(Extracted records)
○ ○ ○ ○ ○
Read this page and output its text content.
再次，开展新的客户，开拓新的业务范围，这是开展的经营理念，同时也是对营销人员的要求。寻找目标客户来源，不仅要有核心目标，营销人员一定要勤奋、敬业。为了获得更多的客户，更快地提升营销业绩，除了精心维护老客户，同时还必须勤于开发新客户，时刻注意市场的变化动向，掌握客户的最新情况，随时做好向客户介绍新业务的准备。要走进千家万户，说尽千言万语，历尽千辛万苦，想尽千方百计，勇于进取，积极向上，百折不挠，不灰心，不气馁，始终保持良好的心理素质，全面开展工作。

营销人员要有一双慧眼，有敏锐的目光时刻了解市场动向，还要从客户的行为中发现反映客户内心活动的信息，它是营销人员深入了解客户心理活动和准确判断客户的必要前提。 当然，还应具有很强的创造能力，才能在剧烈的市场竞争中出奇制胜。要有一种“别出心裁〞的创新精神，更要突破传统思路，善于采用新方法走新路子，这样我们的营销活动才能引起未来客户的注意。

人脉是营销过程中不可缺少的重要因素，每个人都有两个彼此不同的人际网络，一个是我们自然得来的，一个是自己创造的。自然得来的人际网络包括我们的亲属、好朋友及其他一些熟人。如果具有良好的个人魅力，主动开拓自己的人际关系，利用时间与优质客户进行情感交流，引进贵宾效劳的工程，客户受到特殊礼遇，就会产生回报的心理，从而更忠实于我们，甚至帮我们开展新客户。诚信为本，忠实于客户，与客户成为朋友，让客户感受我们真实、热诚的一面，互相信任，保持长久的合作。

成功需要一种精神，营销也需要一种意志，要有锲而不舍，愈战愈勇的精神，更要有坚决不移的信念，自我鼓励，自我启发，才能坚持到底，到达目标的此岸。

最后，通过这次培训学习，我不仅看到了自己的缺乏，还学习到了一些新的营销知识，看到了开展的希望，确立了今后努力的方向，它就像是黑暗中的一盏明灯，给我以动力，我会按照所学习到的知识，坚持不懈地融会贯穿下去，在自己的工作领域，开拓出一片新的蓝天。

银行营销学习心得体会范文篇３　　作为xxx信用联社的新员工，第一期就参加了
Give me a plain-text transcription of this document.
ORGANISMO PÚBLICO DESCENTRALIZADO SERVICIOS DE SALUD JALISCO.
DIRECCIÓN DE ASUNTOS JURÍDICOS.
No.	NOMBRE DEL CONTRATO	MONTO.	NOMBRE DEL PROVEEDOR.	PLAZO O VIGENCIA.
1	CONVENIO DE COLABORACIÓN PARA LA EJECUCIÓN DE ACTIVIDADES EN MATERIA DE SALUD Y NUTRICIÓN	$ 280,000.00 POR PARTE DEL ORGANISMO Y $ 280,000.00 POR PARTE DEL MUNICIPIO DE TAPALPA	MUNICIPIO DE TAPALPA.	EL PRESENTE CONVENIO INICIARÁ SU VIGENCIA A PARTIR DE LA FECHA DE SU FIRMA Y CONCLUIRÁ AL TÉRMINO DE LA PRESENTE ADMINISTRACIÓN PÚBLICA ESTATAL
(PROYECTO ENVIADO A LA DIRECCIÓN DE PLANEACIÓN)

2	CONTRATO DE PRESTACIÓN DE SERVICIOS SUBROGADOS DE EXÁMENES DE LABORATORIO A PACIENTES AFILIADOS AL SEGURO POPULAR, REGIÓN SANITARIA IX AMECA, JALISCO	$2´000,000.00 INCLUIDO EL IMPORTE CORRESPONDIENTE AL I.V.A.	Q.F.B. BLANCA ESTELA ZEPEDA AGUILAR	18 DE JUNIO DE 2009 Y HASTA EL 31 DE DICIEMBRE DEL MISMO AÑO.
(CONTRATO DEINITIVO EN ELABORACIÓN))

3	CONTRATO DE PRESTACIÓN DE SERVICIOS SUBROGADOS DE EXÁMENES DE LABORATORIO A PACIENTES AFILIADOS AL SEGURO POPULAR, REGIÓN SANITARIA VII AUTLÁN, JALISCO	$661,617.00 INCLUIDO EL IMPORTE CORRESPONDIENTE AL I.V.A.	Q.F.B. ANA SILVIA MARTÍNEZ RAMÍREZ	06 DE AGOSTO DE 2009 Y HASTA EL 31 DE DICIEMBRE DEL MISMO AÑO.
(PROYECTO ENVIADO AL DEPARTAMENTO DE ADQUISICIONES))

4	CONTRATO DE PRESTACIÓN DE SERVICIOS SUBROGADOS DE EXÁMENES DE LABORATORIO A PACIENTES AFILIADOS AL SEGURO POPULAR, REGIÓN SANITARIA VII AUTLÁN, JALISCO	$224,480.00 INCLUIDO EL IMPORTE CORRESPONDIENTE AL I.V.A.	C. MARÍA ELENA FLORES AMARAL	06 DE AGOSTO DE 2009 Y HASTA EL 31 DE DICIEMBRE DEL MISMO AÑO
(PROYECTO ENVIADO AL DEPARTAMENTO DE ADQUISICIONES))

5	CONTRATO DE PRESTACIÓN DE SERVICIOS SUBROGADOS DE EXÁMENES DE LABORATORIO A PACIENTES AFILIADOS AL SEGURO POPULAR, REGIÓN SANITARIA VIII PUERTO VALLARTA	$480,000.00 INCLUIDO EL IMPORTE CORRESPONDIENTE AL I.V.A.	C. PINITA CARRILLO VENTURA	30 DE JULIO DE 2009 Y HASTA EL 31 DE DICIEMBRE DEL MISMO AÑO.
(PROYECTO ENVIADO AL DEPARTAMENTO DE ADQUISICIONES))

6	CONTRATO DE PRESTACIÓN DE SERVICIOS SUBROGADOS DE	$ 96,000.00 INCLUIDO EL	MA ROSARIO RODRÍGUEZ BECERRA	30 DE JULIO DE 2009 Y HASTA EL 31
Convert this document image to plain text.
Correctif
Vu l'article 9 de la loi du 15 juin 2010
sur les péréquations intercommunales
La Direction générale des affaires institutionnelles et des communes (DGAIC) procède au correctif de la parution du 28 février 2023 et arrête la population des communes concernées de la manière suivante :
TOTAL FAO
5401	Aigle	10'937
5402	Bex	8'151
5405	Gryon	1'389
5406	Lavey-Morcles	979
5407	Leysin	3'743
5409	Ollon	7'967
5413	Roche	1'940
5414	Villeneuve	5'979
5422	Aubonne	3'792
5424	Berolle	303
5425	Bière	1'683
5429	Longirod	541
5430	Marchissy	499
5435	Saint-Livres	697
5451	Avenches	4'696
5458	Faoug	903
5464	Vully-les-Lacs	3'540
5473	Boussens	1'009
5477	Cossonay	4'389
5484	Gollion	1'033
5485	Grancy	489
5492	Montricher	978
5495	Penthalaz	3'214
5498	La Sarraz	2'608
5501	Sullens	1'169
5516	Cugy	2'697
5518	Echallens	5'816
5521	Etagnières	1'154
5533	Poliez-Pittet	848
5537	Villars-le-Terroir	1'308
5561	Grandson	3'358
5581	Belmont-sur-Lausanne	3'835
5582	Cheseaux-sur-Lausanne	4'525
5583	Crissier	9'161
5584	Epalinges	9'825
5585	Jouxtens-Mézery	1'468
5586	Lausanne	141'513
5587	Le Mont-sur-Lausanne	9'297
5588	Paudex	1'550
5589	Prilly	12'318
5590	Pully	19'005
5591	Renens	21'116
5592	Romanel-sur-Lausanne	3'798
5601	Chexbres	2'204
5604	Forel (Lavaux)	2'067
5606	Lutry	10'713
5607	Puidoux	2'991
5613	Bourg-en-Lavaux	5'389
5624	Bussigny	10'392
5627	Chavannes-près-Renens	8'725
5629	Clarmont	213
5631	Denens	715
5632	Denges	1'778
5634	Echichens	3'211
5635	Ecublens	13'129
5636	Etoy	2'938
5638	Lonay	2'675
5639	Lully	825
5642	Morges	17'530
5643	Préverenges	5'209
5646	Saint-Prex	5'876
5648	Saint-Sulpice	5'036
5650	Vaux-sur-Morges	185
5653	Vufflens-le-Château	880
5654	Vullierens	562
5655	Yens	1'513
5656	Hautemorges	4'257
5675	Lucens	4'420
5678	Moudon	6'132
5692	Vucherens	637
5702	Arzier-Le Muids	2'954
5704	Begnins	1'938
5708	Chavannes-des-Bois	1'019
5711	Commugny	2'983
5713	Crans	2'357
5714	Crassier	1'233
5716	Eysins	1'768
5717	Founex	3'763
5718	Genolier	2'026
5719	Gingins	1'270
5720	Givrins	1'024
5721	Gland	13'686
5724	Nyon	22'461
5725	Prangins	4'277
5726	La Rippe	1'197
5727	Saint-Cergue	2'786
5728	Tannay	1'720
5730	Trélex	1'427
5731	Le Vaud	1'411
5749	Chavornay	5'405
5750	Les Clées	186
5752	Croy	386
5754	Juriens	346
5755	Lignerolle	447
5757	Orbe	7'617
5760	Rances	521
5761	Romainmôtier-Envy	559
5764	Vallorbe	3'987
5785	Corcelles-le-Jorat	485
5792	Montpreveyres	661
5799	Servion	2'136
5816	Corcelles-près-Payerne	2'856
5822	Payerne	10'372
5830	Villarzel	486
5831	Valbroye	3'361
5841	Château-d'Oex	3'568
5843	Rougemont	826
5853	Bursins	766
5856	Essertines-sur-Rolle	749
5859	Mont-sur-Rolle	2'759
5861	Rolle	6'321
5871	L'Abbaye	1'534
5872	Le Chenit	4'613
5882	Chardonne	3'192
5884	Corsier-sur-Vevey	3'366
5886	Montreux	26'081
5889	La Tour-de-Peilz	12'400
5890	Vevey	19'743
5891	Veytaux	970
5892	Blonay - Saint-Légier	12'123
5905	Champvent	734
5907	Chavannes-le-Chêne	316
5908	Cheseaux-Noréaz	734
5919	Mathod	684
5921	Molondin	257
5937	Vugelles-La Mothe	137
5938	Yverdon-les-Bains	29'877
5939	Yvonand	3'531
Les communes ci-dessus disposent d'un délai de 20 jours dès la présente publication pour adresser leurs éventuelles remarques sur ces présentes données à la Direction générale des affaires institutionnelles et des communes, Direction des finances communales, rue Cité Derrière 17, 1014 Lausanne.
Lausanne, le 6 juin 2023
○ ○ ○ ○ ○
**TO BE DONE**
Locate the word "juin" in the records above, and return each line that has it.

**THE ANSWER**
Vu l'article 9 de la loi du 15 juin 2010
Lausanne, le 6 juin 2023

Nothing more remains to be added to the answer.